• _Exercise details_:
How many lines in the entries below contain "object"? Answer with the number only.

• _Provided data_:
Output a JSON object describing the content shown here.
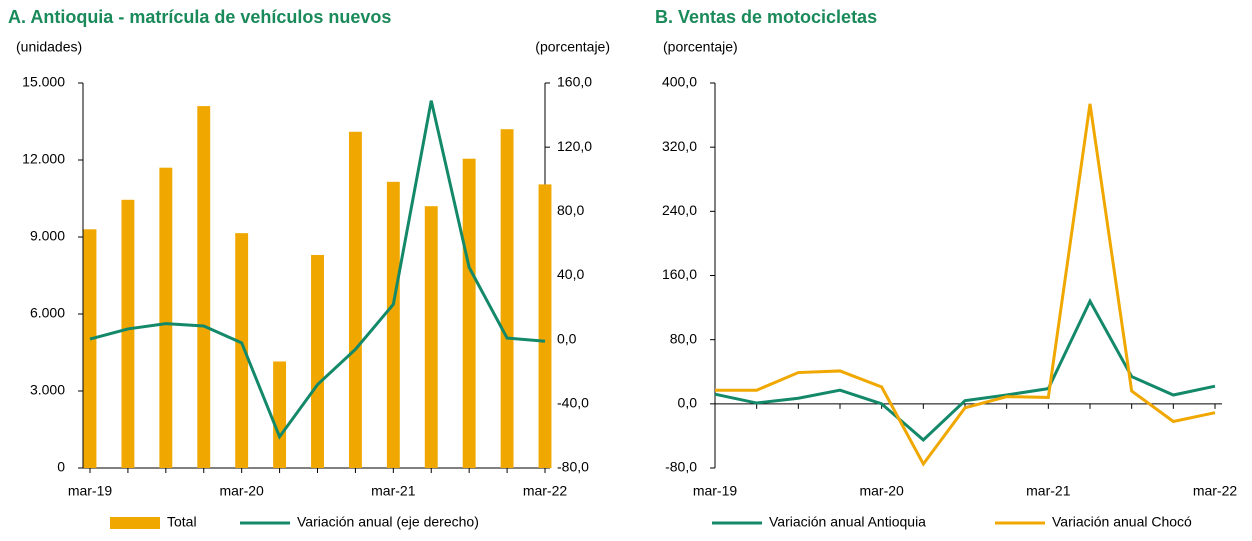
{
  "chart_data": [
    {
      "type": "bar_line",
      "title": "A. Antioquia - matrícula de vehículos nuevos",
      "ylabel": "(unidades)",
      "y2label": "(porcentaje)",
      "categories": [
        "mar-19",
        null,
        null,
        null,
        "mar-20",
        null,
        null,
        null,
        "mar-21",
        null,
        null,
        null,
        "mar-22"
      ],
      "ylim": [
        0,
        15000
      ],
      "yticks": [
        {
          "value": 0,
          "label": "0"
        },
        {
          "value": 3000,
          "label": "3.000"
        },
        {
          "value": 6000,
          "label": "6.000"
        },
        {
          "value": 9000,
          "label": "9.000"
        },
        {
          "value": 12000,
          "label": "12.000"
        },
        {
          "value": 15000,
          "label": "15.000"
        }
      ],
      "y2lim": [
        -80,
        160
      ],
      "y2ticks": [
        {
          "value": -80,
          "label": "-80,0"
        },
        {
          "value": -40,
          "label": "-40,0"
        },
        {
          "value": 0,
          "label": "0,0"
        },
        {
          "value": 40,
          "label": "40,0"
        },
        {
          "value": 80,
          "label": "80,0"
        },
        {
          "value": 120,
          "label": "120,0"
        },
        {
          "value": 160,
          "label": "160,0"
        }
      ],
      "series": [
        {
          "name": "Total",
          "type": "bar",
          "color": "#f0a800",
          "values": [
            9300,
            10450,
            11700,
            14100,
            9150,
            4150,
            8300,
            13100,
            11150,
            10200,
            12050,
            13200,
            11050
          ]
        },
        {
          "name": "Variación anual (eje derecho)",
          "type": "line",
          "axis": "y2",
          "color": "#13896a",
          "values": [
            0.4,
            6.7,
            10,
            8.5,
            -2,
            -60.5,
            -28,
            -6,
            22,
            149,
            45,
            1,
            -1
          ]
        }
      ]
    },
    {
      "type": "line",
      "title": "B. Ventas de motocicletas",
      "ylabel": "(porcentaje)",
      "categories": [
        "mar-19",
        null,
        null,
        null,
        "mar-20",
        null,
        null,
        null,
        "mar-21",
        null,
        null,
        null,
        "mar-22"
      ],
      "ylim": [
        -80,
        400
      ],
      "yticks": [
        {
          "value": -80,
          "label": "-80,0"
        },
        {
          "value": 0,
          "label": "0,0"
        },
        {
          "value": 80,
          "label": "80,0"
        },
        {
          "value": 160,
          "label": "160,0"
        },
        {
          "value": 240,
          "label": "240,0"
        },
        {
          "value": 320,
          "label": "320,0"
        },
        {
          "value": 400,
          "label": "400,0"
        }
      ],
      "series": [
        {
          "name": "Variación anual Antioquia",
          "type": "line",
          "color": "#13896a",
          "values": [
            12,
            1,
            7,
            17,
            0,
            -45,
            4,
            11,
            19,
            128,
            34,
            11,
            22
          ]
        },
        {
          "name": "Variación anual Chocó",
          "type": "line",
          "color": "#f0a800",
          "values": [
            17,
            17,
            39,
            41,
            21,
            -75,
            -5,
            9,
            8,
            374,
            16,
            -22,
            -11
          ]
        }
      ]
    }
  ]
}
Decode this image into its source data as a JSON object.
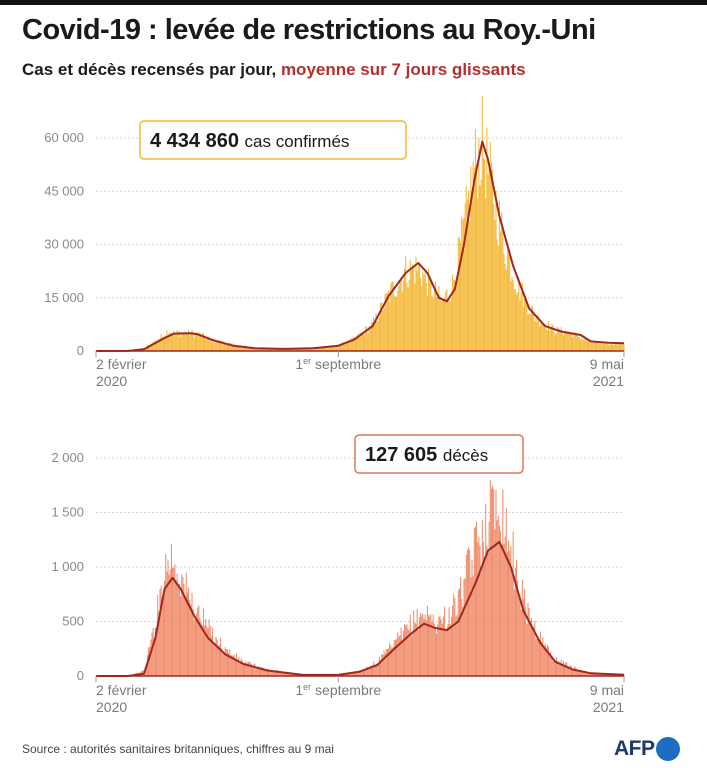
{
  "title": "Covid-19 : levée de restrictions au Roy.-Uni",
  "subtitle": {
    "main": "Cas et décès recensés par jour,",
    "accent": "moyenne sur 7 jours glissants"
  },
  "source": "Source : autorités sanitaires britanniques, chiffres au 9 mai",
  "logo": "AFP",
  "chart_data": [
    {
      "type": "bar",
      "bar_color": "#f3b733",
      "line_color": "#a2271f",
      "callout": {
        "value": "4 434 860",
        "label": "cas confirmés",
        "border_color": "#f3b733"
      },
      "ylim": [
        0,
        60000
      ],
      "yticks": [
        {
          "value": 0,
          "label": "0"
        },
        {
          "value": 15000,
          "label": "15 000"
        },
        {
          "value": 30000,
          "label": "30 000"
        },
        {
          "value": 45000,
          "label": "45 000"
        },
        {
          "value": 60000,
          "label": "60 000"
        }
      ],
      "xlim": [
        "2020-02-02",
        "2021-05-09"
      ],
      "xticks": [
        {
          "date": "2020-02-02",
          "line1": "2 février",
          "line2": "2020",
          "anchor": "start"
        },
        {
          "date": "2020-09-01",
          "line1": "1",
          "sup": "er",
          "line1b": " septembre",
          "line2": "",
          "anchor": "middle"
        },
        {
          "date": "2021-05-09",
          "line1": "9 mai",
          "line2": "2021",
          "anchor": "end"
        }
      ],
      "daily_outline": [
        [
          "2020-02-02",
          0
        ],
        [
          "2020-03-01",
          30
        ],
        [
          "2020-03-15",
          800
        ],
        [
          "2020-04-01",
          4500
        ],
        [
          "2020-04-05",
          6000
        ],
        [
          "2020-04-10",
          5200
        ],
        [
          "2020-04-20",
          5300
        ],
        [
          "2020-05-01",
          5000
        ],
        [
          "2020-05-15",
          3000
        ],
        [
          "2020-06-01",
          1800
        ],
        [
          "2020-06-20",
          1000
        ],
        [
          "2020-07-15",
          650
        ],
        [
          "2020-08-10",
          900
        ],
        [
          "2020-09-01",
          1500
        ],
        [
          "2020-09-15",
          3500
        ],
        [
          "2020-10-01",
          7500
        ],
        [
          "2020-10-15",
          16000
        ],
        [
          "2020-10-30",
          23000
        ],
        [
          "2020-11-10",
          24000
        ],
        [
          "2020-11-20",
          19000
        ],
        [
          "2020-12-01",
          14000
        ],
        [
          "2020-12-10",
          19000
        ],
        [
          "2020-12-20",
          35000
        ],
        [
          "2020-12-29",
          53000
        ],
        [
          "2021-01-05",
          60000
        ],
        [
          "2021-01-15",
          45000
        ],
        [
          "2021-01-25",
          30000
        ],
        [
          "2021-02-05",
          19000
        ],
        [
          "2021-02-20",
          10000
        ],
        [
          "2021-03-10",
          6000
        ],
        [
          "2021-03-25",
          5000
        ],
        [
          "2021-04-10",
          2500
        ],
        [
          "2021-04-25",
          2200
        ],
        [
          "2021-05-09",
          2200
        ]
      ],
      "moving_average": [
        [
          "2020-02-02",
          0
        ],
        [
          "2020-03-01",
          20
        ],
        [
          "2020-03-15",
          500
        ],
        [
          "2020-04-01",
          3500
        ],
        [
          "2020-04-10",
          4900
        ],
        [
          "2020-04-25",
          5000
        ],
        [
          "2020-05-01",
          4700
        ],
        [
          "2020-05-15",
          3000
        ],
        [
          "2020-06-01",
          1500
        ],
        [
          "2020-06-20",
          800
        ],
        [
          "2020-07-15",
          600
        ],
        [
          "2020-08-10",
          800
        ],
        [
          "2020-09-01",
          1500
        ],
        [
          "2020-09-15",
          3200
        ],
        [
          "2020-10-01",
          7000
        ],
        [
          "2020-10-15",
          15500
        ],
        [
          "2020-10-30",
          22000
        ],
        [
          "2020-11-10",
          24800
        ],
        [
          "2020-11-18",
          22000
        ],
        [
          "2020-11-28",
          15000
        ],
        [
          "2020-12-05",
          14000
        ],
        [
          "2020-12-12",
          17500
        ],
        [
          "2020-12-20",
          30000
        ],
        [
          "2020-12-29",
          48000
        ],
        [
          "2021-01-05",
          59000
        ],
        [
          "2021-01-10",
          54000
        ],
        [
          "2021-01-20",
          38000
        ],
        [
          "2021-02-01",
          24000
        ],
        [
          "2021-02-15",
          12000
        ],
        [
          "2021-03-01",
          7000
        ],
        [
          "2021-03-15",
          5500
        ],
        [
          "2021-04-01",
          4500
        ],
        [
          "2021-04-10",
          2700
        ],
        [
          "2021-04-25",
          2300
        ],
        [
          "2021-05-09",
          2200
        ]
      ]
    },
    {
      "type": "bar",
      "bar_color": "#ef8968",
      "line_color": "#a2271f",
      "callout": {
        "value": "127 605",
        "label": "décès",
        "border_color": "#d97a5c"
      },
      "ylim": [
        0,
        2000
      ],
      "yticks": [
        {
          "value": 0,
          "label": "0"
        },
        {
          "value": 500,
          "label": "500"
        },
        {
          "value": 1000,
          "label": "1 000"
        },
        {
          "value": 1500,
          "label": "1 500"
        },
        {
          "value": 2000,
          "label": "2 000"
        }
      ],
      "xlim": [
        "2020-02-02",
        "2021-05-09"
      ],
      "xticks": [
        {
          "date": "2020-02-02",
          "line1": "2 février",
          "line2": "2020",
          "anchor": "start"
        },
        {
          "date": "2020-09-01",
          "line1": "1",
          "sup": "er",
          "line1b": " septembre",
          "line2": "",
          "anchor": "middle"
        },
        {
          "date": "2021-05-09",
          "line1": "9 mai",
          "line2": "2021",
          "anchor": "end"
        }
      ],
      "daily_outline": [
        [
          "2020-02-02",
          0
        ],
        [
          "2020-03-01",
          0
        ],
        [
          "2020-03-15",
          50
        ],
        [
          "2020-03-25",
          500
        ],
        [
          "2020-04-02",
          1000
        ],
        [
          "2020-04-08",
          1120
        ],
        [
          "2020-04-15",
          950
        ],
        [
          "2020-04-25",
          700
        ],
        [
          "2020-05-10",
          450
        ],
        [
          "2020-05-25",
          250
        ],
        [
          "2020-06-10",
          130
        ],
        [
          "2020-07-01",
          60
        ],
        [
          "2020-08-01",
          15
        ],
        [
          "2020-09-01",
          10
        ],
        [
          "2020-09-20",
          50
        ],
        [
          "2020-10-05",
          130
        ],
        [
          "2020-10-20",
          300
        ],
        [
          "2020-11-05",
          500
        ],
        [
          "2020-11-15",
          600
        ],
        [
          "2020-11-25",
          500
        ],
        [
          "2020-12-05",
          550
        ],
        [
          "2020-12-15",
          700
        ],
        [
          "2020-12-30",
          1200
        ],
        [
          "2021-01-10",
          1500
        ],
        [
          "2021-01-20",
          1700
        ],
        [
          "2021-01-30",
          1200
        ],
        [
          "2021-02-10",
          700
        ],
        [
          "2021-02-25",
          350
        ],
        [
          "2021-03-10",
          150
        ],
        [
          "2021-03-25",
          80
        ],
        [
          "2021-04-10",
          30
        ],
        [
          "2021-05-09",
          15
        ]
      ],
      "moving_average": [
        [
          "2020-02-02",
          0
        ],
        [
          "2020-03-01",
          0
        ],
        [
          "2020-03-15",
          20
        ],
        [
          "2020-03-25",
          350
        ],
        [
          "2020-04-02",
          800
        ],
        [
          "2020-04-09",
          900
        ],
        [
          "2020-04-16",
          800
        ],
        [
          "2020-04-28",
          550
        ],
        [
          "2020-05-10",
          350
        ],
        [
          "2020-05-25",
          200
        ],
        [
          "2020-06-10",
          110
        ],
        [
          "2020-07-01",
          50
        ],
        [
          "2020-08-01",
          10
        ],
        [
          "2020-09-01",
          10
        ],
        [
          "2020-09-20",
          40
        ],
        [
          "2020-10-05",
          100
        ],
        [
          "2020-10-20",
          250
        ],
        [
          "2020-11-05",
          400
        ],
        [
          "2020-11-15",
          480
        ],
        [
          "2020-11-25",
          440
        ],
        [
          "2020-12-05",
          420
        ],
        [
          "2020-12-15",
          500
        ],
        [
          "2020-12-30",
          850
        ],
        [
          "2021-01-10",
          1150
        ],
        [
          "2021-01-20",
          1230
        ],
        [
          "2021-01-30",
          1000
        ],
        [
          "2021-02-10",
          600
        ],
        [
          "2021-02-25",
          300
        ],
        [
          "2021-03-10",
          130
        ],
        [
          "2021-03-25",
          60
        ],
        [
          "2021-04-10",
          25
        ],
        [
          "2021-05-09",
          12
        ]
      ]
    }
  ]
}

• _Complete response_:
2